* [REQUEST]
Retype every entry exactly, character for character.

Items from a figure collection
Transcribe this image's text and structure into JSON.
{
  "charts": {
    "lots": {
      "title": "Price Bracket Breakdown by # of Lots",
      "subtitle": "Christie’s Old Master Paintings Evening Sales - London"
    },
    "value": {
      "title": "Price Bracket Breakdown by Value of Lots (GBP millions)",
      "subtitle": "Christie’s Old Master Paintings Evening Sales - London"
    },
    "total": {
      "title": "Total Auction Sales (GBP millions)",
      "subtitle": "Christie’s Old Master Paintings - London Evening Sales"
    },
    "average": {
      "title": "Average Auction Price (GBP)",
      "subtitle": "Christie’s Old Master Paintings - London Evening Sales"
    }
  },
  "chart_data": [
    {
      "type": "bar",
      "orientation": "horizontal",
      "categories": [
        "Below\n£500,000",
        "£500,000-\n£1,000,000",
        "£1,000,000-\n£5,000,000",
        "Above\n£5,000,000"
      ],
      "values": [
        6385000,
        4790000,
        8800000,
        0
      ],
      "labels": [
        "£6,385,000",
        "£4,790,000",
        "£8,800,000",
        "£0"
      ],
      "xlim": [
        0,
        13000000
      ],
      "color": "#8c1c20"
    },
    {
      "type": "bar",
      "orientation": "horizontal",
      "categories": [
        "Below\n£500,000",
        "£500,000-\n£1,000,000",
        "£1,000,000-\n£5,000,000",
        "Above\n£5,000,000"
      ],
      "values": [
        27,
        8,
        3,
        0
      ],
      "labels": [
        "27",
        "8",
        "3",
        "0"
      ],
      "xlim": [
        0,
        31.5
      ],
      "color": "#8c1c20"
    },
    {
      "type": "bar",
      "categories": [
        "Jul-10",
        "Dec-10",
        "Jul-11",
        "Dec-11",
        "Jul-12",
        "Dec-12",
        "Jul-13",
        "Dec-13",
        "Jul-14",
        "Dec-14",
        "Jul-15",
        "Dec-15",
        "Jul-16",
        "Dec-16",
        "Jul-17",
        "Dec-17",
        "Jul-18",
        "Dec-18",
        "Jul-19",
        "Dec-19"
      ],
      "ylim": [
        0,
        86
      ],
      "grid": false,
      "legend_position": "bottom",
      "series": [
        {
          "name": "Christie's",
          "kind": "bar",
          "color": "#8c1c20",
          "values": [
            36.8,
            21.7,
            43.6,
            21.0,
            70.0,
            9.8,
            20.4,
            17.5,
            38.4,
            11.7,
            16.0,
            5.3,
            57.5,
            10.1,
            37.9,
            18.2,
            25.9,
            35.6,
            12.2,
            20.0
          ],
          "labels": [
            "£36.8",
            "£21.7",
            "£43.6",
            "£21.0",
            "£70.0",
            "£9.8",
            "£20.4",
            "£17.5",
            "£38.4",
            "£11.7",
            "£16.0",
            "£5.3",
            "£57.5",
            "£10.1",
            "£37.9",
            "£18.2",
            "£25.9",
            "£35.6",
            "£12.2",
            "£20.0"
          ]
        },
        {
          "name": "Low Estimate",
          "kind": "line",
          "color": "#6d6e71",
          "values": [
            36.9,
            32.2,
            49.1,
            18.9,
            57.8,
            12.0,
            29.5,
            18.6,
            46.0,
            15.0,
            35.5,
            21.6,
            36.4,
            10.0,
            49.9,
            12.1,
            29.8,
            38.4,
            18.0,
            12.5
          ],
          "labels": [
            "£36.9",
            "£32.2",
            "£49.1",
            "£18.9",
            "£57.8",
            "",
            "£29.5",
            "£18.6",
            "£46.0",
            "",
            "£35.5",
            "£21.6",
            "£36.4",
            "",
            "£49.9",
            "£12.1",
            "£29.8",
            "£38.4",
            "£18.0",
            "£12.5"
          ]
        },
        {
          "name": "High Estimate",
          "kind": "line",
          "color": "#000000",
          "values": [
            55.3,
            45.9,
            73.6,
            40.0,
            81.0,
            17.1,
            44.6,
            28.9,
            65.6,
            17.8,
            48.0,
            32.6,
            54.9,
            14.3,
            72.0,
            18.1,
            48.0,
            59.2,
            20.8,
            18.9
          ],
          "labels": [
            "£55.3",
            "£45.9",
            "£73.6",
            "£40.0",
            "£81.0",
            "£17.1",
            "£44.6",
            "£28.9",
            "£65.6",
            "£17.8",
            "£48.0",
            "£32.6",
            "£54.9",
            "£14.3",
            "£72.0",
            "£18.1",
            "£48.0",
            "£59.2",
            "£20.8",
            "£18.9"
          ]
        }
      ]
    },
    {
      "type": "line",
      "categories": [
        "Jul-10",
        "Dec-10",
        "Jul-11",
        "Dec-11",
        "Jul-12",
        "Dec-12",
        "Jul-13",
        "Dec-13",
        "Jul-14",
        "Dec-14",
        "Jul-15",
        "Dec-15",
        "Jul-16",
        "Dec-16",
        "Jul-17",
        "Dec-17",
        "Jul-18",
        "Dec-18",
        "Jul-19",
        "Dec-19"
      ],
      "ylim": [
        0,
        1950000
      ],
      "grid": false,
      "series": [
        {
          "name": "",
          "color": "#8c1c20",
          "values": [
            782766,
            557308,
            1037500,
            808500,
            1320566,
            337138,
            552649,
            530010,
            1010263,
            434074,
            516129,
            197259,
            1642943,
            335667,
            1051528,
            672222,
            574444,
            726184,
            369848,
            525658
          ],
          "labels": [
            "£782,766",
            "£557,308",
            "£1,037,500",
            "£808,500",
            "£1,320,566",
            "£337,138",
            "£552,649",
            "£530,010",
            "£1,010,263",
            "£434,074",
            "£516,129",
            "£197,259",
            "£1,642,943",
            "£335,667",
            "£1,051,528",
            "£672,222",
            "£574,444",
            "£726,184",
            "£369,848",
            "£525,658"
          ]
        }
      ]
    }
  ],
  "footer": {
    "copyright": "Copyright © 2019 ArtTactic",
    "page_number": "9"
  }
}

* [REPLY TO THE EXERCISE]
Transcribe this image's text and structure into JSON.
{
  "charts": {
    "lots": {
      "title": "Price Bracket Breakdown by # of Lots",
      "subtitle": "Christie’s Old Master Paintings Evening Sales - London"
    },
    "value": {
      "title": "Price Bracket Breakdown by Value of Lots (GBP millions)",
      "subtitle": "Christie’s Old Master Paintings Evening Sales - London"
    },
    "total": {
      "title": "Total Auction Sales (GBP millions)",
      "subtitle": "Christie’s Old Master Paintings - London Evening Sales"
    },
    "average": {
      "title": "Average Auction Price (GBP)",
      "subtitle": "Christie’s Old Master Paintings - London Evening Sales"
    }
  },
  "chart_data": [
    {
      "type": "bar",
      "orientation": "horizontal",
      "categories": [
        "Below\n£500,000",
        "£500,000-\n£1,000,000",
        "£1,000,000-\n£5,000,000",
        "Above\n£5,000,000"
      ],
      "values": [
        6385000,
        4790000,
        8800000,
        0
      ],
      "labels": [
        "£6,385,000",
        "£4,790,000",
        "£8,800,000",
        "£0"
      ],
      "xlim": [
        0,
        13000000
      ],
      "color": "#8c1c20"
    },
    {
      "type": "bar",
      "orientation": "horizontal",
      "categories": [
        "Below\n£500,000",
        "£500,000-\n£1,000,000",
        "£1,000,000-\n£5,000,000",
        "Above\n£5,000,000"
      ],
      "values": [
        27,
        8,
        3,
        0
      ],
      "labels": [
        "27",
        "8",
        "3",
        "0"
      ],
      "xlim": [
        0,
        31.5
      ],
      "color": "#8c1c20"
    },
    {
      "type": "bar",
      "categories": [
        "Jul-10",
        "Dec-10",
        "Jul-11",
        "Dec-11",
        "Jul-12",
        "Dec-12",
        "Jul-13",
        "Dec-13",
        "Jul-14",
        "Dec-14",
        "Jul-15",
        "Dec-15",
        "Jul-16",
        "Dec-16",
        "Jul-17",
        "Dec-17",
        "Jul-18",
        "Dec-18",
        "Jul-19",
        "Dec-19"
      ],
      "ylim": [
        0,
        86
      ],
      "grid": false,
      "legend_position": "bottom",
      "series": [
        {
          "name": "Christie's",
          "kind": "bar",
          "color": "#8c1c20",
          "values": [
            36.8,
            21.7,
            43.6,
            21.0,
            70.0,
            9.8,
            20.4,
            17.5,
            38.4,
            11.7,
            16.0,
            5.3,
            57.5,
            10.1,
            37.9,
            18.2,
            25.9,
            35.6,
            12.2,
            20.0
          ],
          "labels": [
            "£36.8",
            "£21.7",
            "£43.6",
            "£21.0",
            "£70.0",
            "£9.8",
            "£20.4",
            "£17.5",
            "£38.4",
            "£11.7",
            "£16.0",
            "£5.3",
            "£57.5",
            "£10.1",
            "£37.9",
            "£18.2",
            "£25.9",
            "£35.6",
            "£12.2",
            "£20.0"
          ]
        },
        {
          "name": "Low Estimate",
          "kind": "line",
          "color": "#6d6e71",
          "values": [
            36.9,
            32.2,
            49.1,
            18.9,
            57.8,
            12.0,
            29.5,
            18.6,
            46.0,
            15.0,
            35.5,
            21.6,
            36.4,
            10.0,
            49.9,
            12.1,
            29.8,
            38.4,
            18.0,
            12.5
          ],
          "labels": [
            "£36.9",
            "£32.2",
            "£49.1",
            "£18.9",
            "£57.8",
            "",
            "£29.5",
            "£18.6",
            "£46.0",
            "",
            "£35.5",
            "£21.6",
            "£36.4",
            "",
            "£49.9",
            "£12.1",
            "£29.8",
            "£38.4",
            "£18.0",
            "£12.5"
          ]
        },
        {
          "name": "High Estimate",
          "kind": "line",
          "color": "#000000",
          "values": [
            55.3,
            45.9,
            73.6,
            40.0,
            81.0,
            17.1,
            44.6,
            28.9,
            65.6,
            17.8,
            48.0,
            32.6,
            54.9,
            14.3,
            72.0,
            18.1,
            48.0,
            59.2,
            20.8,
            18.9
          ],
          "labels": [
            "£55.3",
            "£45.9",
            "£73.6",
            "£40.0",
            "£81.0",
            "£17.1",
            "£44.6",
            "£28.9",
            "£65.6",
            "£17.8",
            "£48.0",
            "£32.6",
            "£54.9",
            "£14.3",
            "£72.0",
            "£18.1",
            "£48.0",
            "£59.2",
            "£20.8",
            "£18.9"
          ]
        }
      ]
    },
    {
      "type": "line",
      "categories": [
        "Jul-10",
        "Dec-10",
        "Jul-11",
        "Dec-11",
        "Jul-12",
        "Dec-12",
        "Jul-13",
        "Dec-13",
        "Jul-14",
        "Dec-14",
        "Jul-15",
        "Dec-15",
        "Jul-16",
        "Dec-16",
        "Jul-17",
        "Dec-17",
        "Jul-18",
        "Dec-18",
        "Jul-19",
        "Dec-19"
      ],
      "ylim": [
        0,
        1950000
      ],
      "grid": false,
      "series": [
        {
          "name": "",
          "color": "#8c1c20",
          "values": [
            782766,
            557308,
            1037500,
            808500,
            1320566,
            337138,
            552649,
            530010,
            1010263,
            434074,
            516129,
            197259,
            1642943,
            335667,
            1051528,
            672222,
            574444,
            726184,
            369848,
            525658
          ],
          "labels": [
            "£782,766",
            "£557,308",
            "£1,037,500",
            "£808,500",
            "£1,320,566",
            "£337,138",
            "£552,649",
            "£530,010",
            "£1,010,263",
            "£434,074",
            "£516,129",
            "£197,259",
            "£1,642,943",
            "£335,667",
            "£1,051,528",
            "£672,222",
            "£574,444",
            "£726,184",
            "£369,848",
            "£525,658"
          ]
        }
      ]
    }
  ],
  "footer": {
    "copyright": "Copyright © 2019 ArtTactic",
    "page_number": "9"
  }
}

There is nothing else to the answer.